**The problem**
Your output must consist solely of the lines from the one containing "Type out the text in this image." through the end of the records, reproduced exactly.
○ ○ ○ ○ ○
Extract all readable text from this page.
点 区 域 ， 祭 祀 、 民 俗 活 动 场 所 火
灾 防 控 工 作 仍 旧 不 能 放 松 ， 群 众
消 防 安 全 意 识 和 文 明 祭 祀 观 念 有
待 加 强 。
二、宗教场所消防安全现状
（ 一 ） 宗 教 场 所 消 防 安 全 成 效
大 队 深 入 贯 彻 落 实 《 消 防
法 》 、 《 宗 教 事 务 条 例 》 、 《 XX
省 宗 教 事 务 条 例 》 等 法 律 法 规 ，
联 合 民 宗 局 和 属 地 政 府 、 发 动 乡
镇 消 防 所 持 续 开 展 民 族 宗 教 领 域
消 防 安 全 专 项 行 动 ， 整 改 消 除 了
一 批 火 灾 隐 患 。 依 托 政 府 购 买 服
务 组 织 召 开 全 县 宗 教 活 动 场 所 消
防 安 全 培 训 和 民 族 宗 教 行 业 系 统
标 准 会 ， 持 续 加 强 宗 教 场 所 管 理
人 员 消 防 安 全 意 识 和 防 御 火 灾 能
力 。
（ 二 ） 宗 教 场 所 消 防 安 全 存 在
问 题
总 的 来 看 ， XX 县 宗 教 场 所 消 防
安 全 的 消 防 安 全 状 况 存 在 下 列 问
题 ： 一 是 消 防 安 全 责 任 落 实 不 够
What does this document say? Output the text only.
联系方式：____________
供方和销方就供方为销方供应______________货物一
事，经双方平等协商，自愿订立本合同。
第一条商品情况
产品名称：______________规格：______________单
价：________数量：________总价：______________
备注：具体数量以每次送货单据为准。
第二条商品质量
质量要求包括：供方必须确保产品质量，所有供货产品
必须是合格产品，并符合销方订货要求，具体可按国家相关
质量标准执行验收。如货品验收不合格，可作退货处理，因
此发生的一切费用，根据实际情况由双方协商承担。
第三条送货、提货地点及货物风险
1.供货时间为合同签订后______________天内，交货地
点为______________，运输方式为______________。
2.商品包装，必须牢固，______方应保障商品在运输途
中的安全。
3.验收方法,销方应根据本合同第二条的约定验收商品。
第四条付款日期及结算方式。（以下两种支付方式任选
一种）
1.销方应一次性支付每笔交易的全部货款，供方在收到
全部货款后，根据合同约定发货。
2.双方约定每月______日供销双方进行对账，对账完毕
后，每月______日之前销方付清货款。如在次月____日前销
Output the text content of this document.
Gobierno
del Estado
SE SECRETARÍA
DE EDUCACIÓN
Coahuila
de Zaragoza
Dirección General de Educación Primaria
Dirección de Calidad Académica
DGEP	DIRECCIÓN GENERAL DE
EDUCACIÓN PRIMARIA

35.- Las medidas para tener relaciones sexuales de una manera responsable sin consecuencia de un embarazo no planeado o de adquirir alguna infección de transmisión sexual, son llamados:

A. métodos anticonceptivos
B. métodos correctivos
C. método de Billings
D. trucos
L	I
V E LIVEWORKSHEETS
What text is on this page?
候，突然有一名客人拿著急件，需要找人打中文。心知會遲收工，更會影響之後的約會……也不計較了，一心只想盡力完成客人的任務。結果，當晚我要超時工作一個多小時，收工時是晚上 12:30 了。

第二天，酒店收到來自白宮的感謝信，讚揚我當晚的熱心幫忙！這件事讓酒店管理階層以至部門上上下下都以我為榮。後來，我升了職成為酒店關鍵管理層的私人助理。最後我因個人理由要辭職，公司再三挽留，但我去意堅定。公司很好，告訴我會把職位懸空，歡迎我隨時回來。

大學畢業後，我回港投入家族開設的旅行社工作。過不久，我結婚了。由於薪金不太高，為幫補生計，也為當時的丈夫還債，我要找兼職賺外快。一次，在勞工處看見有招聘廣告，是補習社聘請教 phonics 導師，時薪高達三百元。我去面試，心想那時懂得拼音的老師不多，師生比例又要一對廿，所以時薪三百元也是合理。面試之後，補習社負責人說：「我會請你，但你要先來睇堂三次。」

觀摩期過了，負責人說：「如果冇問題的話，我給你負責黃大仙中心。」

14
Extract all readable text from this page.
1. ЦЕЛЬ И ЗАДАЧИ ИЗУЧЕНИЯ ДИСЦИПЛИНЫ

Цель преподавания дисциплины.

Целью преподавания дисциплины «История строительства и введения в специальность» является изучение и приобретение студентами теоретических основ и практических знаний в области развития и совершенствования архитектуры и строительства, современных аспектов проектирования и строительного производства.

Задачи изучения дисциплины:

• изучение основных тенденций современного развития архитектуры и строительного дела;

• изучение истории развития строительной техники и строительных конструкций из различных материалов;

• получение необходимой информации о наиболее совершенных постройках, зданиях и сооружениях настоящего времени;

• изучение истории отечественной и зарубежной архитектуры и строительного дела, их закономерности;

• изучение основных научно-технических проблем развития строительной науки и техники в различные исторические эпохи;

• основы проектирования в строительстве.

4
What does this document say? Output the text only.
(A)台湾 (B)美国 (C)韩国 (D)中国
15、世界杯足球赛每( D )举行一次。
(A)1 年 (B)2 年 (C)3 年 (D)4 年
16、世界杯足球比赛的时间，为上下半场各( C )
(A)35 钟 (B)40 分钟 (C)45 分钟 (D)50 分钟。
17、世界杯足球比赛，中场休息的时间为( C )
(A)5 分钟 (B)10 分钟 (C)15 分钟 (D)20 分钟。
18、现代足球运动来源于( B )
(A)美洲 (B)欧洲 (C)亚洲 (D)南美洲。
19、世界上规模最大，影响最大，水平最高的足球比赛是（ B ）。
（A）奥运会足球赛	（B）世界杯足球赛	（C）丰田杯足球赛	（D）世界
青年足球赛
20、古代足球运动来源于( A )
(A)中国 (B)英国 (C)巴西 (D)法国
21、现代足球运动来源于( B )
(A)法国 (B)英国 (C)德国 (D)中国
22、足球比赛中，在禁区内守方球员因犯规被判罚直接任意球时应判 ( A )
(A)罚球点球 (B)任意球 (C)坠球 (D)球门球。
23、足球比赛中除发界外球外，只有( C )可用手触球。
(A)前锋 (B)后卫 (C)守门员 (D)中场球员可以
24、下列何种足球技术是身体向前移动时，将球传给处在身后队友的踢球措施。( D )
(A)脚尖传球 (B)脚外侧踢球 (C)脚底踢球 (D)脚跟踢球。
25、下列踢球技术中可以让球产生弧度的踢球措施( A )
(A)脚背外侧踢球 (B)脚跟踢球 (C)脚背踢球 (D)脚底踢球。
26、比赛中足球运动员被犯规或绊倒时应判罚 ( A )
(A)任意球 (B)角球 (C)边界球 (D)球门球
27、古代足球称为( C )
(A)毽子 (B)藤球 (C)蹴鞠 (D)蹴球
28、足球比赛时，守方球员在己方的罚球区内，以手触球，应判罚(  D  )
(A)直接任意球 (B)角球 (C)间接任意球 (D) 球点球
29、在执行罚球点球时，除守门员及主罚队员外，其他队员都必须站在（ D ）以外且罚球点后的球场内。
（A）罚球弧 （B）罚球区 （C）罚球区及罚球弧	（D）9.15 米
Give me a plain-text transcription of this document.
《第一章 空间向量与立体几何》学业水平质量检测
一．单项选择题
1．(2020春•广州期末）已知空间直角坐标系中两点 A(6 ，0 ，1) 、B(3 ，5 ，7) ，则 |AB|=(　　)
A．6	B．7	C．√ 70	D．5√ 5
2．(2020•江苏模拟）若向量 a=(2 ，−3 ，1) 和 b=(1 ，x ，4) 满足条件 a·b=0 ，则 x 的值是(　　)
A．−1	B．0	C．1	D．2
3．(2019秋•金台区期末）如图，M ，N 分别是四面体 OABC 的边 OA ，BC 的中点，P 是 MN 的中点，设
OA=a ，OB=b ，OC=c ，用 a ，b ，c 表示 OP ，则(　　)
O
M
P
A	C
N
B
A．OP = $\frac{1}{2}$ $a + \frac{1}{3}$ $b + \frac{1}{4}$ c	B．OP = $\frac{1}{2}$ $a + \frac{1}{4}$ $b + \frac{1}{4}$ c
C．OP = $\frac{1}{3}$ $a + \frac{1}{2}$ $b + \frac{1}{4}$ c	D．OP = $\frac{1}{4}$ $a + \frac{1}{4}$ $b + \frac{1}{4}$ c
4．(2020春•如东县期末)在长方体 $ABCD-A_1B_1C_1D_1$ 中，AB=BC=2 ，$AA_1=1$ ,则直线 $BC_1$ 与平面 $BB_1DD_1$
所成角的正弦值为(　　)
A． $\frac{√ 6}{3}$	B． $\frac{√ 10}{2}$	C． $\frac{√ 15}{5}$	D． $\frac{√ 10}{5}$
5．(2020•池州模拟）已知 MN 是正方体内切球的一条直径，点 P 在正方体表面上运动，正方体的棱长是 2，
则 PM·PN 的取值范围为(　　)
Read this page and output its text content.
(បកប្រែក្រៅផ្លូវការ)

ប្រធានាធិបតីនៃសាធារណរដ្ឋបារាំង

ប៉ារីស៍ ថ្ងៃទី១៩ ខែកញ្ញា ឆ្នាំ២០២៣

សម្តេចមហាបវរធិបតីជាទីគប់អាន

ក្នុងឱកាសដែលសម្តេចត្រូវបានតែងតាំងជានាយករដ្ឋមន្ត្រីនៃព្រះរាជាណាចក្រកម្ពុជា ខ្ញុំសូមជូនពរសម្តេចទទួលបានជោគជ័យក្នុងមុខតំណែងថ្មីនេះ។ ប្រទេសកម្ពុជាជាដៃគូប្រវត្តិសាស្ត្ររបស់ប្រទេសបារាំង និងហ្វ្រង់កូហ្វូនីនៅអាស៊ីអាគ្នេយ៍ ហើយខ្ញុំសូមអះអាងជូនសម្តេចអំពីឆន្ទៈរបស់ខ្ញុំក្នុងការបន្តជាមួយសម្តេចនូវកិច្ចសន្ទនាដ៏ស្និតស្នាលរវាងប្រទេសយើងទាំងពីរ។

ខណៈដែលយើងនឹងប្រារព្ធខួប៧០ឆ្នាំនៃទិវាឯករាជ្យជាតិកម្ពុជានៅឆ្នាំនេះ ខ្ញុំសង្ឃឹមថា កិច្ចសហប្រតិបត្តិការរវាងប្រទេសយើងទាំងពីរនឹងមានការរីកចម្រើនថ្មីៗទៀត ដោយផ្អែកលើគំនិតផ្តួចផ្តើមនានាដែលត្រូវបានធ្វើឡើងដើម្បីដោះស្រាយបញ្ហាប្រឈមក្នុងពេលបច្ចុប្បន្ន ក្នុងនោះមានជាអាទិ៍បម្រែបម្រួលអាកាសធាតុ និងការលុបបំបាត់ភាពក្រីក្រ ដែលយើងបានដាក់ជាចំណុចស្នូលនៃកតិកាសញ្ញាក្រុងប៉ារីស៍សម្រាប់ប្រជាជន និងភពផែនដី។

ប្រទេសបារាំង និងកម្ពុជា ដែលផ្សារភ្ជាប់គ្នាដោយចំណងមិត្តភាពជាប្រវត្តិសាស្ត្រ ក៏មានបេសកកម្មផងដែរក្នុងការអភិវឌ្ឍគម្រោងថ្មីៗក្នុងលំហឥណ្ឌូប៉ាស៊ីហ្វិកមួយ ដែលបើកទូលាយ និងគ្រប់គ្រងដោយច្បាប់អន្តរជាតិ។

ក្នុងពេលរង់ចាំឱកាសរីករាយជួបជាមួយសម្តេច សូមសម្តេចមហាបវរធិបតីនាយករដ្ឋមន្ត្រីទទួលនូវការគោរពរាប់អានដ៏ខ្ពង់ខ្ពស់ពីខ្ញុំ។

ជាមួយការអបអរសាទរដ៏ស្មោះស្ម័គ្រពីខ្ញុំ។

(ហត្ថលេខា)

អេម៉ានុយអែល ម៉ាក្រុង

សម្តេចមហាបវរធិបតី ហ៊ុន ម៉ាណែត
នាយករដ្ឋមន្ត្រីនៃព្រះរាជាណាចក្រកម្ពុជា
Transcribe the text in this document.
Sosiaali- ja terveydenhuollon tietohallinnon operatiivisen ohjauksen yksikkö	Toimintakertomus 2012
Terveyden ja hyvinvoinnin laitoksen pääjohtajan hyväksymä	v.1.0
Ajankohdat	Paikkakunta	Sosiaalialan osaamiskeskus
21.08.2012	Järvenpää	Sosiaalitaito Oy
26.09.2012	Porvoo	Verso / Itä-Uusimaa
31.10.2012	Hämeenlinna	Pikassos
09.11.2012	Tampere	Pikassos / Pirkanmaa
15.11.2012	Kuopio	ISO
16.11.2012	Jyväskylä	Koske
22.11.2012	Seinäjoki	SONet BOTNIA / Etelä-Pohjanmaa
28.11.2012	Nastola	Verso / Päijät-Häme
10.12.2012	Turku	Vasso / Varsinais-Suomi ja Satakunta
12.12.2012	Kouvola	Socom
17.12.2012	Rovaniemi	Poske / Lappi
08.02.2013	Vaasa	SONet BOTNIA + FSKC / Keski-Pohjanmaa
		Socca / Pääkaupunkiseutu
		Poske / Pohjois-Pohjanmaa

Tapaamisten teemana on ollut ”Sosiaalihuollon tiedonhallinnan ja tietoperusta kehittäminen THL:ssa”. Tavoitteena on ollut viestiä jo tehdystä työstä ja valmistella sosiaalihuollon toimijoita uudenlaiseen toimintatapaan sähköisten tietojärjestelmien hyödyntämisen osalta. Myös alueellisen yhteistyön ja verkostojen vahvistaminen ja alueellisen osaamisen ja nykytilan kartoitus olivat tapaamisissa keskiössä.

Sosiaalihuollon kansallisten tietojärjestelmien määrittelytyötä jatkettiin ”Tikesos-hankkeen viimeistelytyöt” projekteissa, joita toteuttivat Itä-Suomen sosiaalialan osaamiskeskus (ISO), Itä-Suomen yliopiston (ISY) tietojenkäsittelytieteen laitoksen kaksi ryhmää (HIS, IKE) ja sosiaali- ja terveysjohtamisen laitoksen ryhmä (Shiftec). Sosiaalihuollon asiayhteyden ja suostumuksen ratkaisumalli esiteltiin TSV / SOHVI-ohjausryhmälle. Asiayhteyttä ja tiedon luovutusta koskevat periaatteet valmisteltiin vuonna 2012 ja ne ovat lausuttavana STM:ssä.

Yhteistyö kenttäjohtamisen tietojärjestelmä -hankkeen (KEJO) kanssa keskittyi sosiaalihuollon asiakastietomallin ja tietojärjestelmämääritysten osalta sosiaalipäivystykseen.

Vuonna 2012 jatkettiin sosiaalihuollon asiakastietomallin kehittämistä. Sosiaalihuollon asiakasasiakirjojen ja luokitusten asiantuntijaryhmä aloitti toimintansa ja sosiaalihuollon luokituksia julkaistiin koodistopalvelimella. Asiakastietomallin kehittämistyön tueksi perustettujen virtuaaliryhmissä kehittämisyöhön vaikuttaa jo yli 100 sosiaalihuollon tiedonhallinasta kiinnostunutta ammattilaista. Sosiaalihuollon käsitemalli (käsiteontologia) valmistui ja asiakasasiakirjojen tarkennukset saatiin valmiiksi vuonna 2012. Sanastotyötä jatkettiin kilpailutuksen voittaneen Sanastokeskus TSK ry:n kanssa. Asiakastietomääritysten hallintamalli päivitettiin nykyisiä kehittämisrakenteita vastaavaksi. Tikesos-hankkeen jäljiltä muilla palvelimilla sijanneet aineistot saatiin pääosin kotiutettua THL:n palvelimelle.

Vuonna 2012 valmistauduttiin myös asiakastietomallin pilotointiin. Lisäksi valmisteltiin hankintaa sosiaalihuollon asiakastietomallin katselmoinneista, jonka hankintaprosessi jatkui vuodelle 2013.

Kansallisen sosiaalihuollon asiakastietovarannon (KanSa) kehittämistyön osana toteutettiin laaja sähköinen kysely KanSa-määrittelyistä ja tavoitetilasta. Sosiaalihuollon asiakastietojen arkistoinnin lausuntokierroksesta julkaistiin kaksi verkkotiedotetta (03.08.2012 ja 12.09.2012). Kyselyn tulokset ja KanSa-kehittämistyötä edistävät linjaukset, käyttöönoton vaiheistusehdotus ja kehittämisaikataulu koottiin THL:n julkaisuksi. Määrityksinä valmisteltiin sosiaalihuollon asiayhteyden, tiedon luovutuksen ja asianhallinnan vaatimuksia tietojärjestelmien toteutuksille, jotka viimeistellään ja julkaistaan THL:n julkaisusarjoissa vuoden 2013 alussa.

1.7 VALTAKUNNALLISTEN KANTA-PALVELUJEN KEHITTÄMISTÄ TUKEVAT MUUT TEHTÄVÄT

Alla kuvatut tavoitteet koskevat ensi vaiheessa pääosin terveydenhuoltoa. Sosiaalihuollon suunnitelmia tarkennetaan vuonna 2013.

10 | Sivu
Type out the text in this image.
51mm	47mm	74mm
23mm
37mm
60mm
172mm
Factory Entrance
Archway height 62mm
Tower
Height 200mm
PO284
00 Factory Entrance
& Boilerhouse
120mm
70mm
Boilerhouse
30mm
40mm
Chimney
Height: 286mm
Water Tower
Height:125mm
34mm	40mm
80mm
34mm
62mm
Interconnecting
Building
○ ○ ○ ○ ○
**Complete answer**
Type out the text in this image.
51mm	47mm	74mm
23mm
37mm
60mm
172mm
Factory Entrance
Archway height 62mm
Tower
Height 200mm
PO284
00 Factory Entrance
& Boilerhouse
120mm
70mm
Boilerhouse
30mm
40mm
Chimney
Height: 286mm
Water Tower
Height:125mm
34mm	40mm
80mm
34mm
62mm
Interconnecting
Building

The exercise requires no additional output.